**À faire**
Recopiez à l'identique le passage du texte sur la défense du village de la Hachère qui va de « le sens de notre » jusqu'à « déjà très passagère. ».

**Texte extrait**
━━━━━━━━━━━━━━━━━━━━━━━━━━━━━━

Bienvenue sur notre blog,

que nous vous invitons à consulter pour mieux comprendre

le sens de notre action de défense du village de la HACHERE.

 

Ce blog déjà visité plus de 2600 fois depuis un an, retrace les différentes démarches que nous avons menées pour s’opposer à un projet immobilier qui, nous en sommes convaincus, va dénaturer le site reconnu comme "un hameau qui donne l'impression de faire un bond en arrière dans le temps avec ses anciennes maisons rurales en pierres, ses ruelles et les vestiges de son lavoir. L'origine de certaines maisons remonte entre le 16ème et 18ème siècle" (écrit la mairie dans son dépliant sentier de randonnée Tillay-Chézine) et, malheureusement, ce projet apportera des nuisances liées au stationnement non maîtrisé et à un accroissement de circulation sur une rue déjà très passagère.

━━━━━━━━━━━━━━━━━━━━━━━━━━━━━━

Lignes tirées d'une collection de données:
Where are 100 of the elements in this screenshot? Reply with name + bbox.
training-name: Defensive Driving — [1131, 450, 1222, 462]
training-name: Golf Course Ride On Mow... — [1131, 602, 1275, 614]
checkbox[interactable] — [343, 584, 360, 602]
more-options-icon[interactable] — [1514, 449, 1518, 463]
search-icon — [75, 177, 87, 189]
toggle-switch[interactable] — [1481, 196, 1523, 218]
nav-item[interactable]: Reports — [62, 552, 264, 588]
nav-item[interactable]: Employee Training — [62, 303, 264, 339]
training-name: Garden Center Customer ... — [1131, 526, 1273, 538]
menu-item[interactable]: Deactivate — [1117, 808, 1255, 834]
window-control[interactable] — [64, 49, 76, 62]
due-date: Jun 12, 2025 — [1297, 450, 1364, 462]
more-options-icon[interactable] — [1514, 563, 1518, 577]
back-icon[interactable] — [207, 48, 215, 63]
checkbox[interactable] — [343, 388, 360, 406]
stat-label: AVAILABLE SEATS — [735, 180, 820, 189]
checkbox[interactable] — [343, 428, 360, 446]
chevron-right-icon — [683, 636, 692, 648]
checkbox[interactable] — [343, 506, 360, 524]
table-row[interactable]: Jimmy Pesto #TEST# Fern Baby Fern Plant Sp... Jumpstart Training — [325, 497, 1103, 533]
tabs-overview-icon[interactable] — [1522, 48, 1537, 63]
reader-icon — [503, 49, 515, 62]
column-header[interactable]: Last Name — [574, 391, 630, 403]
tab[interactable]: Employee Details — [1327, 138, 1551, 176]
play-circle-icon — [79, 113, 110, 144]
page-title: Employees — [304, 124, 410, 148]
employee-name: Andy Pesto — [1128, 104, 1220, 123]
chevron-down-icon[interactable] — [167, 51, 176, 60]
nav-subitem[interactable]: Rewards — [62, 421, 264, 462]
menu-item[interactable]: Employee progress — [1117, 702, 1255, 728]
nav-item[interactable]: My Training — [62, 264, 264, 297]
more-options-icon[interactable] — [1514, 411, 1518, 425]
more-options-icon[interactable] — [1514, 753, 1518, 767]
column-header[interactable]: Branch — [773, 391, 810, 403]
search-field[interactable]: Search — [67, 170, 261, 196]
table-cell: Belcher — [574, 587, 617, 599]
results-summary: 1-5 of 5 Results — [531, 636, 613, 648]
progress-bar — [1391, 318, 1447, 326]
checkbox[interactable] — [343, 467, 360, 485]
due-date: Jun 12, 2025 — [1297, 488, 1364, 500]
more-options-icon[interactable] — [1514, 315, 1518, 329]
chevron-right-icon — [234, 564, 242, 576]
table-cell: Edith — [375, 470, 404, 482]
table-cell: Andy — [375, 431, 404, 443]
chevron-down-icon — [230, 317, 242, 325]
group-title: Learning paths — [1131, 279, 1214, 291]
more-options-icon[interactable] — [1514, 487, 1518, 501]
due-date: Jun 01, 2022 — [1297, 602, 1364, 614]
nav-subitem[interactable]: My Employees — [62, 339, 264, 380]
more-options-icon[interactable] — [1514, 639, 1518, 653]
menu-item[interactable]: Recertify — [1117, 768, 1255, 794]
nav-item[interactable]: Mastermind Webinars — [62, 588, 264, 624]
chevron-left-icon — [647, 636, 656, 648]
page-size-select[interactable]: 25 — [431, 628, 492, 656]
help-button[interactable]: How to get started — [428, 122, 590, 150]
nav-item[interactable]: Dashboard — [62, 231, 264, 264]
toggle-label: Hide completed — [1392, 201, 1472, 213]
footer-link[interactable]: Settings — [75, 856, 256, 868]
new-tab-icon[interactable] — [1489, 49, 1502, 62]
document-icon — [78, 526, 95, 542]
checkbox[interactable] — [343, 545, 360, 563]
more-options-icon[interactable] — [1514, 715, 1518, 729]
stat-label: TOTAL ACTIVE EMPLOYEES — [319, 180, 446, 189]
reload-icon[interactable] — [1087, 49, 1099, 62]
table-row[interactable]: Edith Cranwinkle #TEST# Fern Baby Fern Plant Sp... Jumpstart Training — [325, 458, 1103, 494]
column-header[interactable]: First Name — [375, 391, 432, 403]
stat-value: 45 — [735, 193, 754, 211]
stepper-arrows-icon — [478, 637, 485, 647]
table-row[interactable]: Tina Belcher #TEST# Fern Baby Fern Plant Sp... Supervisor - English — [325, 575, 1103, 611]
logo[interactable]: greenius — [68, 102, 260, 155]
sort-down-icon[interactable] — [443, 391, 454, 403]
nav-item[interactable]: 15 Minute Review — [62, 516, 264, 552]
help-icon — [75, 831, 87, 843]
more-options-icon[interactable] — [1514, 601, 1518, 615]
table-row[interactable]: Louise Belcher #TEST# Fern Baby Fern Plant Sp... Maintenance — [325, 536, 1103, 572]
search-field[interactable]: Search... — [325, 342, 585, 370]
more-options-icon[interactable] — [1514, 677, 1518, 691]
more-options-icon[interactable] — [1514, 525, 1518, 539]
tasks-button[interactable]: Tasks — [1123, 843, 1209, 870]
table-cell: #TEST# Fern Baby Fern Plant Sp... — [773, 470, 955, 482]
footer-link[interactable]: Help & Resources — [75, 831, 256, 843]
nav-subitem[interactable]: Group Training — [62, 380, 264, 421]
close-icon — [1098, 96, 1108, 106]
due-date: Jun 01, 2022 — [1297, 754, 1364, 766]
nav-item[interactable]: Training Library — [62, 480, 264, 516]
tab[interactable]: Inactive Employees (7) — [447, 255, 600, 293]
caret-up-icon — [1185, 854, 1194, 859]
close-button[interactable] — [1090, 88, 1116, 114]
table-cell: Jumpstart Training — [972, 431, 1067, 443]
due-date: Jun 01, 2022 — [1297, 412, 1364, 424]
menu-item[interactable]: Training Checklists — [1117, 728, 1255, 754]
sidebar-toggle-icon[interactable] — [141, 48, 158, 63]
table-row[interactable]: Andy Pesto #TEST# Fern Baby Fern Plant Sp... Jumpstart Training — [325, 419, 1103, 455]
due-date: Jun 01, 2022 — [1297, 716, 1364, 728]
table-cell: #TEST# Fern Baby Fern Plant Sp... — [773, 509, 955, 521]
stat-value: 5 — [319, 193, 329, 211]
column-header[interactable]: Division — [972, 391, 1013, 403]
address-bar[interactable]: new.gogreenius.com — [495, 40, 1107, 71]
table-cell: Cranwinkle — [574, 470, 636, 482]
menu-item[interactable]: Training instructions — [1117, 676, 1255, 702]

━━━━━━━━━━━━━━━━━━━━━━━━━━━━━━

**Résultat**
le sens de notre action de défense du village de la HACHERE.

 

Ce blog déjà visité plus de 2600 fois depuis un an, retrace les différentes démarches que nous avons menées pour s’opposer à un projet immobilier qui, nous en sommes convaincus, va dénaturer le site reconnu comme "un hameau qui donne l'impression de faire un bond en arrière dans le temps avec ses anciennes maisons rurales en pierres, ses ruelles et les vestiges de son lavoir. L'origine de certaines maisons remonte entre le 16ème et 18ème siècle" (écrit la mairie dans son dépliant sentier de randonnée Tillay-Chézine) et, malheureusement, ce projet apportera des nuisances liées au stationnement non maîtrisé et à un accroissement de circulation sur une rue déjà très passagère.